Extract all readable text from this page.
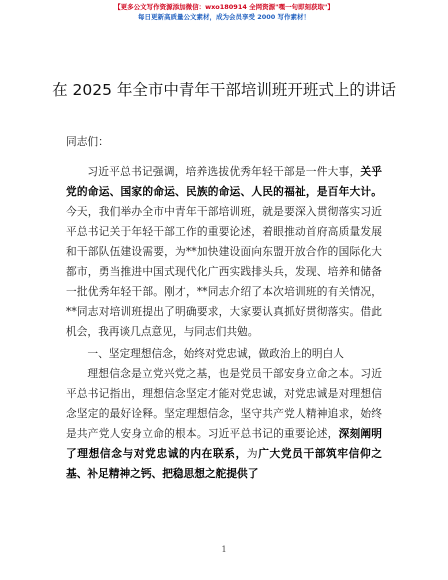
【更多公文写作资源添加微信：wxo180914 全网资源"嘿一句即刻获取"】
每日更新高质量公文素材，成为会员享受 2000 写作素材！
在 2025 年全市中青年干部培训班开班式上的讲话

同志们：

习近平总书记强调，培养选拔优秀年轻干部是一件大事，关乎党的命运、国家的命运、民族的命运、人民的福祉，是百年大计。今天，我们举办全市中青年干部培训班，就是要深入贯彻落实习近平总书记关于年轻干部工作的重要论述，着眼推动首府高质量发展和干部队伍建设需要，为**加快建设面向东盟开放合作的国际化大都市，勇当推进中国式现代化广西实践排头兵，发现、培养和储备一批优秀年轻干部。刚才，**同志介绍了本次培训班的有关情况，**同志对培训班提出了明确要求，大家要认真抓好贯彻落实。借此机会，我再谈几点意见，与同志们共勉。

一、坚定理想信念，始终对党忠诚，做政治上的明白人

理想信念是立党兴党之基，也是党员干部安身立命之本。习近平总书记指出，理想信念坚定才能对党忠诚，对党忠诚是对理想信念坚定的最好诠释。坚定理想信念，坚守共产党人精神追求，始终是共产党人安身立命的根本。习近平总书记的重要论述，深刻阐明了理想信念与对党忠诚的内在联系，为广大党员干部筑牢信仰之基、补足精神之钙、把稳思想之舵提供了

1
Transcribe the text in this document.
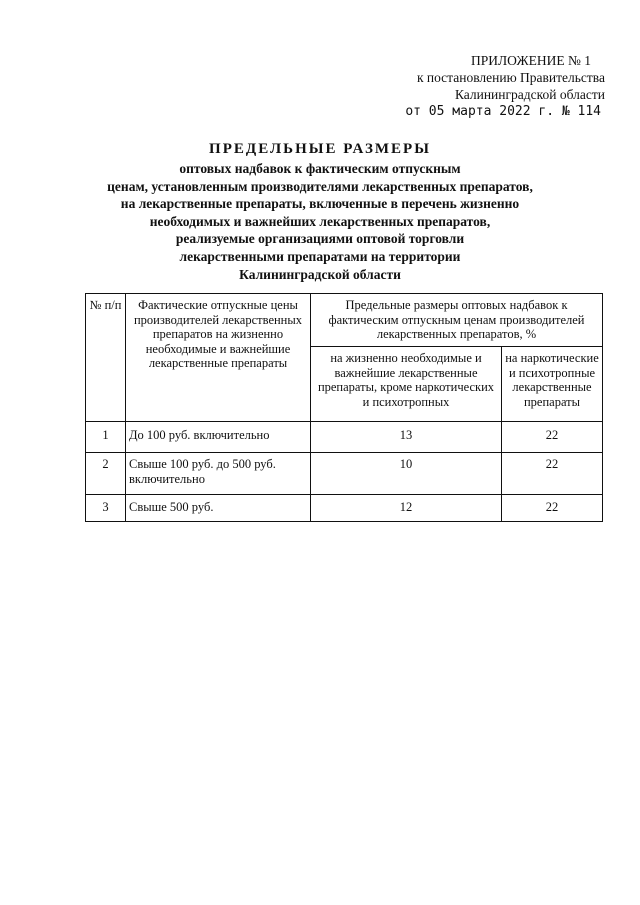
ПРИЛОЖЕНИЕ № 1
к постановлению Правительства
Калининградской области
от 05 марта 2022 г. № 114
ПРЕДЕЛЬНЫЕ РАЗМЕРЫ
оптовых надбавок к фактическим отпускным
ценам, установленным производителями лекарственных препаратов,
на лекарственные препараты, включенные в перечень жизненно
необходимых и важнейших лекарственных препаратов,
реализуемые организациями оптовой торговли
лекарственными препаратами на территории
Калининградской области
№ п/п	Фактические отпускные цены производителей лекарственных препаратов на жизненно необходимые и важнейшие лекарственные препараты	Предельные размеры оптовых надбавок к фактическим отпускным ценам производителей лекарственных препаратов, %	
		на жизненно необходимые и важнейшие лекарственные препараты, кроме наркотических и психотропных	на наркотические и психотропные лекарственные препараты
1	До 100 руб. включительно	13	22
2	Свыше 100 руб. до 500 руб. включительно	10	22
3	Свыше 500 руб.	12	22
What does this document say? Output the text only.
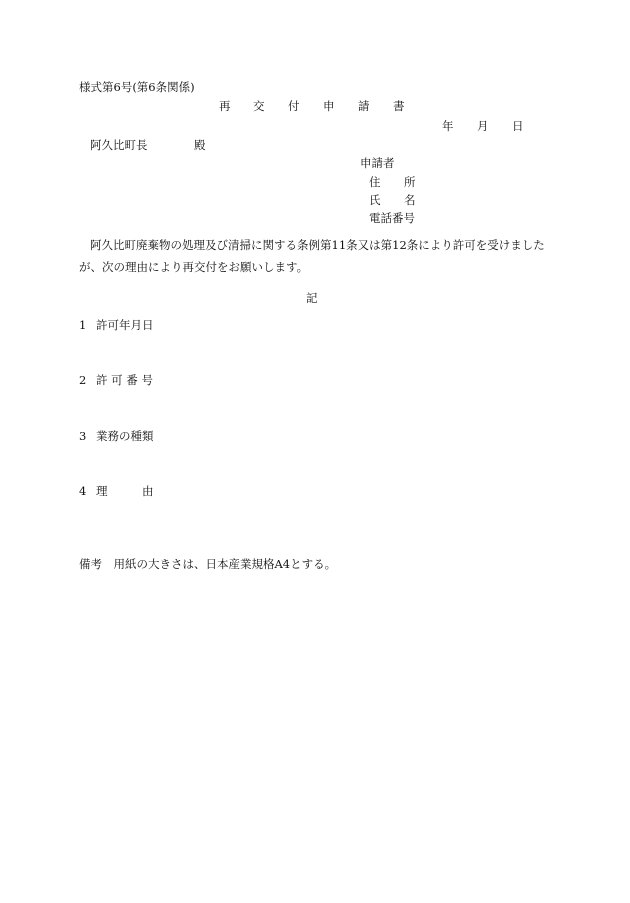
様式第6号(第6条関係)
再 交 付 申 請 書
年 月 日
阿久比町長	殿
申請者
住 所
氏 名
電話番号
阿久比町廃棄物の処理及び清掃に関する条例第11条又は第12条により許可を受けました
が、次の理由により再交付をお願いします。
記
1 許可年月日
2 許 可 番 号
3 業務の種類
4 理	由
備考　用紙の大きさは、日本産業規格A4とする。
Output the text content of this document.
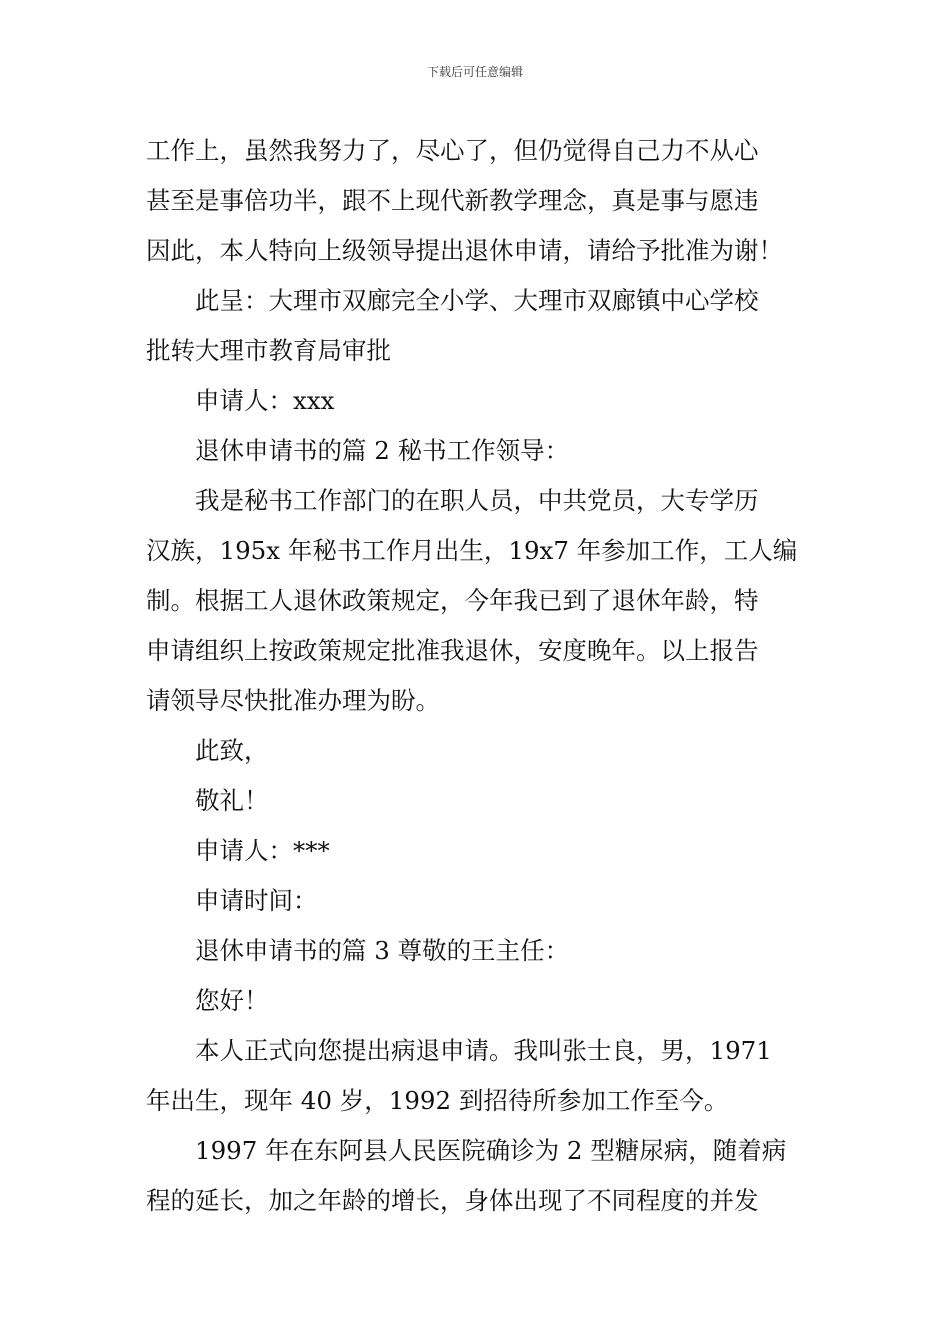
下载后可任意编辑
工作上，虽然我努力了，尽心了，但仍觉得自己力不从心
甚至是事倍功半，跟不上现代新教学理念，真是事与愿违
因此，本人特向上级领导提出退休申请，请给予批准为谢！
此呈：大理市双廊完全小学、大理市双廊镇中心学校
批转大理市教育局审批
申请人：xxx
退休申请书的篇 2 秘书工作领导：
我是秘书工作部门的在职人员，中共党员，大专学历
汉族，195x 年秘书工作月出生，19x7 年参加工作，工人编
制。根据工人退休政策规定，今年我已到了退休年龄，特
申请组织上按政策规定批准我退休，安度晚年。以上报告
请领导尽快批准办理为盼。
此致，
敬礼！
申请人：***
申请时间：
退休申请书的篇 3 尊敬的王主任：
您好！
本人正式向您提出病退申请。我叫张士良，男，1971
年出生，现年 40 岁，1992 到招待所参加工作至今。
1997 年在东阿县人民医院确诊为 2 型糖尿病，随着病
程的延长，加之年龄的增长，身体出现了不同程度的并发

■ **Task instructions**: Quote all the lines above exactly as given. Do not include the pictures.

■ **Written response**:
Extract all readable text from this page.
【更多公文写作资源添加微信：wxo180914 全网资源"嘿一句即刻获取"】
每日更新高质量公文素材，成为会员享受 2000 写作素材！
在 2025 年全市中青年干部培训班开班式上的讲话

同志们：

习近平总书记强调，培养选拔优秀年轻干部是一件大事，关乎党的命运、国家的命运、民族的命运、人民的福祉，是百年大计。今天，我们举办全市中青年干部培训班，就是要深入贯彻落实习近平总书记关于年轻干部工作的重要论述，着眼推动首府高质量发展和干部队伍建设需要，为**加快建设面向东盟开放合作的国际化大都市，勇当推进中国式现代化广西实践排头兵，发现、培养和储备一批优秀年轻干部。刚才，**同志介绍了本次培训班的有关情况，**同志对培训班提出了明确要求，大家要认真抓好贯彻落实。借此机会，我再谈几点意见，与同志们共勉。

一、坚定理想信念，始终对党忠诚，做政治上的明白人

理想信念是立党兴党之基，也是党员干部安身立命之本。习近平总书记指出，理想信念坚定才能对党忠诚，对党忠诚是对理想信念坚定的最好诠释。坚定理想信念，坚守共产党人精神追求，始终是共产党人安身立命的根本。习近平总书记的重要论述，深刻阐明了理想信念与对党忠诚的内在联系，为广大党员干部筑牢信仰之基、补足精神之钙、把稳思想之舵提供了

1
Transcribe the text in this document.
ПРИЛОЖЕНИЕ № 1
к постановлению Правительства
Калининградской области
от 05 марта 2022 г. № 114
ПРЕДЕЛЬНЫЕ РАЗМЕРЫ
оптовых надбавок к фактическим отпускным
ценам, установленным производителями лекарственных препаратов,
на лекарственные препараты, включенные в перечень жизненно
необходимых и важнейших лекарственных препаратов,
реализуемые организациями оптовой торговли
лекарственными препаратами на территории
Калининградской области
№ п/п	Фактические отпускные цены производителей лекарственных препаратов на жизненно необходимые и важнейшие лекарственные препараты	Предельные размеры оптовых надбавок к фактическим отпускным ценам производителей лекарственных препаратов, %	
		на жизненно необходимые и важнейшие лекарственные препараты, кроме наркотических и психотропных	на наркотические и психотропные лекарственные препараты
1	До 100 руб. включительно	13	22
2	Свыше 100 руб. до 500 руб. включительно	10	22
3	Свыше 500 руб.	12	22
What does this document say? Output the text only.
様式第6号(第6条関係)
再 交 付 申 請 書
年 月 日
阿久比町長	殿
申請者
住 所
氏 名
電話番号
阿久比町廃棄物の処理及び清掃に関する条例第11条又は第12条により許可を受けました
が、次の理由により再交付をお願いします。
記
1 許可年月日
2 許 可 番 号
3 業務の種類
4 理	由
備考　用紙の大きさは、日本産業規格A4とする。
Output the text content of this document.
下载后可任意编辑
工作上，虽然我努力了，尽心了，但仍觉得自己力不从心
甚至是事倍功半，跟不上现代新教学理念，真是事与愿违
因此，本人特向上级领导提出退休申请，请给予批准为谢！
此呈：大理市双廊完全小学、大理市双廊镇中心学校
批转大理市教育局审批
申请人：xxx
退休申请书的篇 2 秘书工作领导：
我是秘书工作部门的在职人员，中共党员，大专学历
汉族，195x 年秘书工作月出生，19x7 年参加工作，工人编
制。根据工人退休政策规定，今年我已到了退休年龄，特
申请组织上按政策规定批准我退休，安度晚年。以上报告
请领导尽快批准办理为盼。
此致，
敬礼！
申请人：***
申请时间：
退休申请书的篇 3 尊敬的王主任：
您好！
本人正式向您提出病退申请。我叫张士良，男，1971
年出生，现年 40 岁，1992 到招待所参加工作至今。
1997 年在东阿县人民医院确诊为 2 型糖尿病，随着病
程的延长，加之年龄的增长，身体出现了不同程度的并发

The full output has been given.